*Set problem*
The entries below are to be transcribed in full, without their images.

*Record set*
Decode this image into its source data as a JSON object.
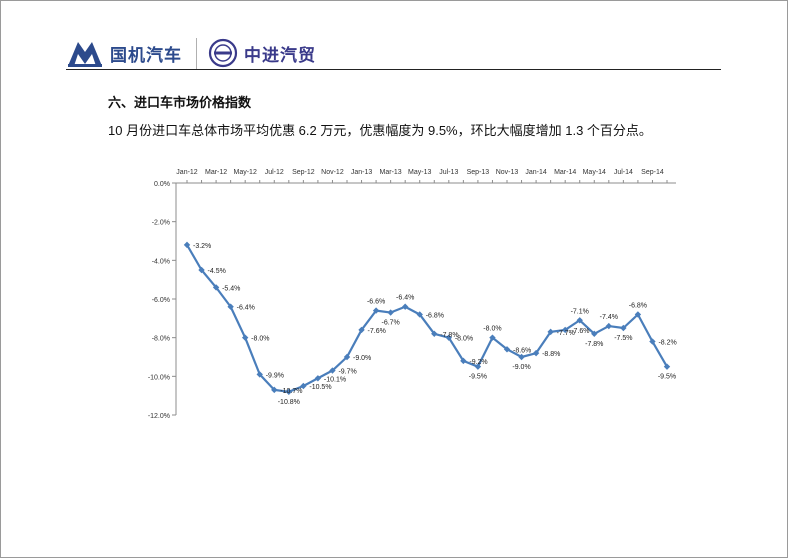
{
  "header": {
    "logo_left_text": "国机汽车",
    "logo_right_text": "中进汽贸"
  },
  "section": {
    "title": "六、进口车市场价格指数",
    "summary": "10 月份进口车总体市场平均优惠 6.2 万元，优惠幅度为 9.5%，环比大幅度增加 1.3 个百分点。"
  },
  "colors": {
    "series": "#4a7ebb",
    "brand_blue": "#2c4a8c"
  },
  "chart_data": {
    "type": "line",
    "title": "",
    "xlabel": "",
    "ylabel": "",
    "ylim": [
      -12,
      0
    ],
    "y_ticks": [
      "0.0%",
      "-2.0%",
      "-4.0%",
      "-6.0%",
      "-8.0%",
      "-10.0%",
      "-12.0%"
    ],
    "x_tick_labels": [
      "Jan-12",
      "Mar-12",
      "May-12",
      "Jul-12",
      "Sep-12",
      "Nov-12",
      "Jan-13",
      "Mar-13",
      "May-13",
      "Jul-13",
      "Sep-13",
      "Nov-13",
      "Jan-14",
      "Mar-14",
      "May-14",
      "Jul-14",
      "Sep-14"
    ],
    "x_axis_position": "top",
    "legend": "none",
    "grid": false,
    "x": [
      "Jan-12",
      "Feb-12",
      "Mar-12",
      "Apr-12",
      "May-12",
      "Jun-12",
      "Jul-12",
      "Aug-12",
      "Sep-12",
      "Oct-12",
      "Nov-12",
      "Dec-12",
      "Jan-13",
      "Feb-13",
      "Mar-13",
      "Apr-13",
      "May-13",
      "Jun-13",
      "Jul-13",
      "Aug-13",
      "Sep-13",
      "Oct-13",
      "Nov-13",
      "Dec-13",
      "Jan-14",
      "Feb-14",
      "Mar-14",
      "Apr-14",
      "May-14",
      "Jun-14",
      "Jul-14",
      "Aug-14",
      "Sep-14",
      "Oct-14"
    ],
    "values": [
      -3.2,
      -4.5,
      -5.4,
      -6.4,
      -8.0,
      -9.9,
      -10.7,
      -10.8,
      -10.5,
      -10.1,
      -9.7,
      -9.0,
      -7.6,
      -6.6,
      -6.7,
      -6.4,
      -6.8,
      -7.8,
      -8.0,
      -9.2,
      -9.5,
      -8.0,
      -8.6,
      -9.0,
      -8.8,
      -7.7,
      -7.6,
      -7.1,
      -7.8,
      -7.4,
      -7.5,
      -6.8,
      -8.2,
      -9.5
    ],
    "data_labels": [
      "-3.2%",
      "-4.5%",
      "-5.4%",
      "-6.4%",
      "-8.0%",
      "-9.9%",
      "-10.7%",
      "-10.8%",
      "-10.5%",
      "-10.1%",
      "-9.7%",
      "-9.0%",
      "-7.6%",
      "-6.6%",
      "-6.7%",
      "-6.4%",
      "-6.8%",
      "-7.8%",
      "-8.0%",
      "-9.2%",
      "-9.5%",
      "-8.0%",
      "-8.6%",
      "-9.0%",
      "-8.8%",
      "-7.7%",
      "-7.6%",
      "-7.1%",
      "-7.8%",
      "-7.4%",
      "-7.5%",
      "-6.8%",
      "-8.2%",
      "-9.5%"
    ]
  }
}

*Task output*
Decode this image into its source data as a JSON object.
{
  "header": {
    "logo_left_text": "国机汽车",
    "logo_right_text": "中进汽贸"
  },
  "section": {
    "title": "六、进口车市场价格指数",
    "summary": "10 月份进口车总体市场平均优惠 6.2 万元，优惠幅度为 9.5%，环比大幅度增加 1.3 个百分点。"
  },
  "colors": {
    "series": "#4a7ebb",
    "brand_blue": "#2c4a8c"
  },
  "chart_data": {
    "type": "line",
    "title": "",
    "xlabel": "",
    "ylabel": "",
    "ylim": [
      -12,
      0
    ],
    "y_ticks": [
      "0.0%",
      "-2.0%",
      "-4.0%",
      "-6.0%",
      "-8.0%",
      "-10.0%",
      "-12.0%"
    ],
    "x_tick_labels": [
      "Jan-12",
      "Mar-12",
      "May-12",
      "Jul-12",
      "Sep-12",
      "Nov-12",
      "Jan-13",
      "Mar-13",
      "May-13",
      "Jul-13",
      "Sep-13",
      "Nov-13",
      "Jan-14",
      "Mar-14",
      "May-14",
      "Jul-14",
      "Sep-14"
    ],
    "x_axis_position": "top",
    "legend": "none",
    "grid": false,
    "x": [
      "Jan-12",
      "Feb-12",
      "Mar-12",
      "Apr-12",
      "May-12",
      "Jun-12",
      "Jul-12",
      "Aug-12",
      "Sep-12",
      "Oct-12",
      "Nov-12",
      "Dec-12",
      "Jan-13",
      "Feb-13",
      "Mar-13",
      "Apr-13",
      "May-13",
      "Jun-13",
      "Jul-13",
      "Aug-13",
      "Sep-13",
      "Oct-13",
      "Nov-13",
      "Dec-13",
      "Jan-14",
      "Feb-14",
      "Mar-14",
      "Apr-14",
      "May-14",
      "Jun-14",
      "Jul-14",
      "Aug-14",
      "Sep-14",
      "Oct-14"
    ],
    "values": [
      -3.2,
      -4.5,
      -5.4,
      -6.4,
      -8.0,
      -9.9,
      -10.7,
      -10.8,
      -10.5,
      -10.1,
      -9.7,
      -9.0,
      -7.6,
      -6.6,
      -6.7,
      -6.4,
      -6.8,
      -7.8,
      -8.0,
      -9.2,
      -9.5,
      -8.0,
      -8.6,
      -9.0,
      -8.8,
      -7.7,
      -7.6,
      -7.1,
      -7.8,
      -7.4,
      -7.5,
      -6.8,
      -8.2,
      -9.5
    ],
    "data_labels": [
      "-3.2%",
      "-4.5%",
      "-5.4%",
      "-6.4%",
      "-8.0%",
      "-9.9%",
      "-10.7%",
      "-10.8%",
      "-10.5%",
      "-10.1%",
      "-9.7%",
      "-9.0%",
      "-7.6%",
      "-6.6%",
      "-6.7%",
      "-6.4%",
      "-6.8%",
      "-7.8%",
      "-8.0%",
      "-9.2%",
      "-9.5%",
      "-8.0%",
      "-8.6%",
      "-9.0%",
      "-8.8%",
      "-7.7%",
      "-7.6%",
      "-7.1%",
      "-7.8%",
      "-7.4%",
      "-7.5%",
      "-6.8%",
      "-8.2%",
      "-9.5%"
    ]
  }
}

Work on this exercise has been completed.